WHAT NEEDS TO BE DONE: Would you pull out every line of the material that contains the string "paid"?

[Dataset entries]

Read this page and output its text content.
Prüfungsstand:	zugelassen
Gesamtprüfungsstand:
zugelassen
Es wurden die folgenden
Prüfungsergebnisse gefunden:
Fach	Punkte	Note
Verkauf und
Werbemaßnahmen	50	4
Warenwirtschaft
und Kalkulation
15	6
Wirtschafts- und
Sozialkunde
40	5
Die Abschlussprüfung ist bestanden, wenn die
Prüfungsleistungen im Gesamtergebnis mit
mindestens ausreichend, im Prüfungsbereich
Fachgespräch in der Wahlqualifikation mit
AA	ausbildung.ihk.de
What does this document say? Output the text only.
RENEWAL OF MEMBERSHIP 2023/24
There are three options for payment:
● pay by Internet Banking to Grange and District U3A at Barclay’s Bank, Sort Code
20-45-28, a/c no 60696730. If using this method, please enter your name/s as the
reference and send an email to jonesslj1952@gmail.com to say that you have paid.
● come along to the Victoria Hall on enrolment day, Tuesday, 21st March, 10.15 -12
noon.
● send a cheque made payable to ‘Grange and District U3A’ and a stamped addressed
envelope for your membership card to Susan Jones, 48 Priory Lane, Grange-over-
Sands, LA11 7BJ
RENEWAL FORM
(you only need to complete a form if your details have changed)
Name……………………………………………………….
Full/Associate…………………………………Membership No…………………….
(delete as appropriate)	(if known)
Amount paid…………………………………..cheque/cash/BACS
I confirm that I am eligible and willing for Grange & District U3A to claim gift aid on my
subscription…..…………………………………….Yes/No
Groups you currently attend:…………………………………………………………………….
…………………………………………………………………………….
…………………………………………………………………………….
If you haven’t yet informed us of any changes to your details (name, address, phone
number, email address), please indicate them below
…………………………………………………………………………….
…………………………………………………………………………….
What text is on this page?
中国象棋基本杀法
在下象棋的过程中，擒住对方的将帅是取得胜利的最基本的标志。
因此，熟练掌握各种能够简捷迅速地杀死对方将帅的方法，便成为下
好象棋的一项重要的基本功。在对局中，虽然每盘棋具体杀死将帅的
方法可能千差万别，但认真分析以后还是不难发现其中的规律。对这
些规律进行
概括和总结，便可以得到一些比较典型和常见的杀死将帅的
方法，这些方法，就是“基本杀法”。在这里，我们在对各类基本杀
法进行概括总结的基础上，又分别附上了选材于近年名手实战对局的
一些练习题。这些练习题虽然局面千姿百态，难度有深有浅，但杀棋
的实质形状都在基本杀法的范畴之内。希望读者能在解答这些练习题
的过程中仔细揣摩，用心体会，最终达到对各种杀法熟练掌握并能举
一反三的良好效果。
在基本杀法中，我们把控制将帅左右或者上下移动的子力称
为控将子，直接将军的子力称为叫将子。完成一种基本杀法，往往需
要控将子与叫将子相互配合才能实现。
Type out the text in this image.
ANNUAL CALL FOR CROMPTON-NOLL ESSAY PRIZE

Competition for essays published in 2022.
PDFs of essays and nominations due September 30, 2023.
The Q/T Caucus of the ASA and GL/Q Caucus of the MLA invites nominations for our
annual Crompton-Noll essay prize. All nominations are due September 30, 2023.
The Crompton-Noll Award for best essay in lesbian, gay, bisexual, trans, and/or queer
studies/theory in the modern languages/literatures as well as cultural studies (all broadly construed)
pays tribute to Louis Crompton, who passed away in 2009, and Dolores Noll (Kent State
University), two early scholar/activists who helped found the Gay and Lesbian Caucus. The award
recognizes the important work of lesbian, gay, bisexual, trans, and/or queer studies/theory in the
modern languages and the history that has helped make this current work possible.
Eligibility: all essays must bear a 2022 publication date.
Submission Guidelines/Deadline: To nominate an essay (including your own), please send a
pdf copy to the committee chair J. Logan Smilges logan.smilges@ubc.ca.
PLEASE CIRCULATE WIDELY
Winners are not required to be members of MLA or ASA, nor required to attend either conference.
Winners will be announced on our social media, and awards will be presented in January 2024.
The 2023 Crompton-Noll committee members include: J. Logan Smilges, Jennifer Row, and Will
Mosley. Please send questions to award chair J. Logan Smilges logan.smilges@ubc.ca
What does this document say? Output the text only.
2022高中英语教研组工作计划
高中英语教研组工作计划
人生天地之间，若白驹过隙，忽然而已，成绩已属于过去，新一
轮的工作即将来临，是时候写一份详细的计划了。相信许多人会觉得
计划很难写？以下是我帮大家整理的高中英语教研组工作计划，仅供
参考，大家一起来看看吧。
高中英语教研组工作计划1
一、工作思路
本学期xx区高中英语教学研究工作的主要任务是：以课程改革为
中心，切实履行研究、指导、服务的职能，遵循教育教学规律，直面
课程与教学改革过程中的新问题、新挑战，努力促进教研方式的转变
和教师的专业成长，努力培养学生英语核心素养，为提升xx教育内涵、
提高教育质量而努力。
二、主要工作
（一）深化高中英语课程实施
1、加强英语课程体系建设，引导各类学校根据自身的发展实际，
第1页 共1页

ANSWER TO THIS PROBLEM:
reference and send an email to jonesslj1952@gmail.com to say that you have paid.
Amount paid…………………………………..cheque/cash/BACS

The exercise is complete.